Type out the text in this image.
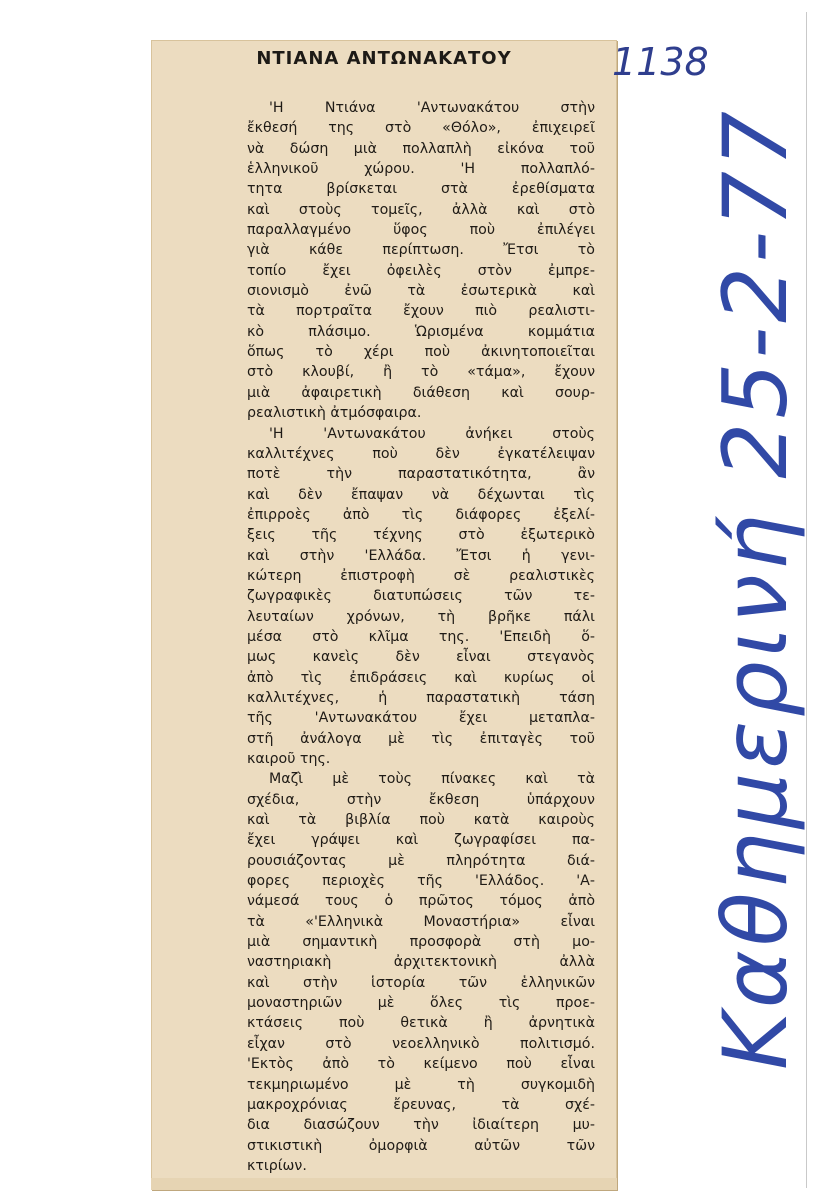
ΝΤΙΑΝΑ ΑΝΤΩΝΑΚΑΤΟΥ
'Η Ντιάνα 'Αντωνακάτου στὴν
ἔκθεσή της στὸ «Θόλο», ἐπιχειρεῖ
νὰ δώση μιὰ πολλαπλὴ εἰκόνα τοῦ
ἑλληνικοῦ χώρου. 'Η πολλαπλό-
τητα βρίσκεται στὰ ἐρεθίσματα
καὶ στοὺς τομεῖς, ἀλλὰ καὶ στὸ
παραλλαγμένο ὕφος ποὺ ἐπιλέγει
γιὰ κάθε περίπτωση. Ἔτσι τὸ
τοπίο ἔχει ὀφειλὲς στὸν ἐμπρε-
σιονισμὸ ἐνῶ τὰ ἐσωτερικὰ καὶ
τὰ πορτραῖτα ἔχουν πιὸ ρεαλιστι-
κὸ πλάσιμο. Ὡρισμένα κομμάτια
ὅπως τὸ χέρι ποὺ ἀκινητοποιεῖται
στὸ κλουβί, ἢ τὸ «τάμα», ἔχουν
μιὰ ἀφαιρετικὴ διάθεση καὶ σουρ-
ρεαλιστικὴ ἀτμόσφαιρα.
'Η 'Αντωνακάτου ἀνήκει στοὺς
καλλιτέχνες ποὺ δὲν ἐγκατέλειψαν
ποτὲ τὴν παραστατικότητα, ἂν
καὶ δὲν ἔπαψαν νὰ δέχωνται τὶς
ἐπιρροὲς ἀπὸ τὶς διάφορες ἐξελί-
ξεις τῆς τέχνης στὸ ἐξωτερικὸ
καὶ στὴν 'Ελλάδα. Ἔτσι ἡ γενι-
κώτερη ἐπιστροφὴ σὲ ρεαλιστικὲς
ζωγραφικὲς διατυπώσεις τῶν τε-
λευταίων χρόνων, τὴ βρῆκε πάλι
μέσα στὸ κλῖμα της. 'Επειδὴ ὅ-
μως κανεὶς δὲν εἶναι στεγανὸς
ἀπὸ τὶς ἐπιδράσεις καὶ κυρίως οἱ
καλλιτέχνες, ἡ παραστατικὴ τάση
τῆς 'Αντωνακάτου ἔχει μεταπλα-
στῆ ἀνάλογα μὲ τὶς ἐπιταγὲς τοῦ
καιροῦ της.
Μαζὶ μὲ τοὺς πίνακες καὶ τὰ
σχέδια, στὴν ἔκθεση ὑπάρχουν
καὶ τὰ βιβλία ποὺ κατὰ καιροὺς
ἔχει γράψει καὶ ζωγραφίσει πα-
ρουσιάζοντας μὲ πληρότητα διά-
φορες περιοχὲς τῆς 'Ελλάδος. 'Α-
νάμεσά τους ὁ πρῶτος τόμος ἀπὸ
τὰ «'Ελληνικὰ Μοναστήρια» εἶναι
μιὰ σημαντικὴ προσφορὰ στὴ μο-
ναστηριακὴ ἀρχιτεκτονικὴ ἀλλὰ
καὶ στὴν ἱστορία τῶν ἑλληνικῶν
μοναστηριῶν μὲ ὅλες τὶς προε-
κτάσεις ποὺ θετικὰ ἢ ἀρνητικὰ
εἶχαν στὸ νεοελληνικὸ πολιτισμό.
'Εκτὸς ἀπὸ τὸ κείμενο ποὺ εἶναι
τεκμηριωμένο μὲ τὴ συγκομιδὴ
μακροχρόνιας ἔρευνας, τὰ σχέ-
δια διασώζουν τὴν ἰδιαίτερη μυ-
στικιστικὴ ὀμορφιὰ αὐτῶν τῶν
κτιρίων.
1138
Καθημερινή 25-2-77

============

• [EXERCISE DETAILS] Restate the whole listing above exactly, except for its images.

• [SOLUTION]
Type out the text in this image.
ΝΤΙΑΝΑ ΑΝΤΩΝΑΚΑΤΟΥ
'Η Ντιάνα 'Αντωνακάτου στὴν
ἔκθεσή της στὸ «Θόλο», ἐπιχειρεῖ
νὰ δώση μιὰ πολλαπλὴ εἰκόνα τοῦ
ἑλληνικοῦ χώρου. 'Η πολλαπλό-
τητα βρίσκεται στὰ ἐρεθίσματα
καὶ στοὺς τομεῖς, ἀλλὰ καὶ στὸ
παραλλαγμένο ὕφος ποὺ ἐπιλέγει
γιὰ κάθε περίπτωση. Ἔτσι τὸ
τοπίο ἔχει ὀφειλὲς στὸν ἐμπρε-
σιονισμὸ ἐνῶ τὰ ἐσωτερικὰ καὶ
τὰ πορτραῖτα ἔχουν πιὸ ρεαλιστι-
κὸ πλάσιμο. Ὡρισμένα κομμάτια
ὅπως τὸ χέρι ποὺ ἀκινητοποιεῖται
στὸ κλουβί, ἢ τὸ «τάμα», ἔχουν
μιὰ ἀφαιρετικὴ διάθεση καὶ σουρ-
ρεαλιστικὴ ἀτμόσφαιρα.
'Η 'Αντωνακάτου ἀνήκει στοὺς
καλλιτέχνες ποὺ δὲν ἐγκατέλειψαν
ποτὲ τὴν παραστατικότητα, ἂν
καὶ δὲν ἔπαψαν νὰ δέχωνται τὶς
ἐπιρροὲς ἀπὸ τὶς διάφορες ἐξελί-
ξεις τῆς τέχνης στὸ ἐξωτερικὸ
καὶ στὴν 'Ελλάδα. Ἔτσι ἡ γενι-
κώτερη ἐπιστροφὴ σὲ ρεαλιστικὲς
ζωγραφικὲς διατυπώσεις τῶν τε-
λευταίων χρόνων, τὴ βρῆκε πάλι
μέσα στὸ κλῖμα της. 'Επειδὴ ὅ-
μως κανεὶς δὲν εἶναι στεγανὸς
ἀπὸ τὶς ἐπιδράσεις καὶ κυρίως οἱ
καλλιτέχνες, ἡ παραστατικὴ τάση
τῆς 'Αντωνακάτου ἔχει μεταπλα-
στῆ ἀνάλογα μὲ τὶς ἐπιταγὲς τοῦ
καιροῦ της.
Μαζὶ μὲ τοὺς πίνακες καὶ τὰ
σχέδια, στὴν ἔκθεση ὑπάρχουν
καὶ τὰ βιβλία ποὺ κατὰ καιροὺς
ἔχει γράψει καὶ ζωγραφίσει πα-
ρουσιάζοντας μὲ πληρότητα διά-
φορες περιοχὲς τῆς 'Ελλάδος. 'Α-
νάμεσά τους ὁ πρῶτος τόμος ἀπὸ
τὰ «'Ελληνικὰ Μοναστήρια» εἶναι
μιὰ σημαντικὴ προσφορὰ στὴ μο-
ναστηριακὴ ἀρχιτεκτονικὴ ἀλλὰ
καὶ στὴν ἱστορία τῶν ἑλληνικῶν
μοναστηριῶν μὲ ὅλες τὶς προε-
κτάσεις ποὺ θετικὰ ἢ ἀρνητικὰ
εἶχαν στὸ νεοελληνικὸ πολιτισμό.
'Εκτὸς ἀπὸ τὸ κείμενο ποὺ εἶναι
τεκμηριωμένο μὲ τὴ συγκομιδὴ
μακροχρόνιας ἔρευνας, τὰ σχέ-
δια διασώζουν τὴν ἰδιαίτερη μυ-
στικιστικὴ ὀμορφιὰ αὐτῶν τῶν
κτιρίων.
1138
Καθημερινή 25-2-77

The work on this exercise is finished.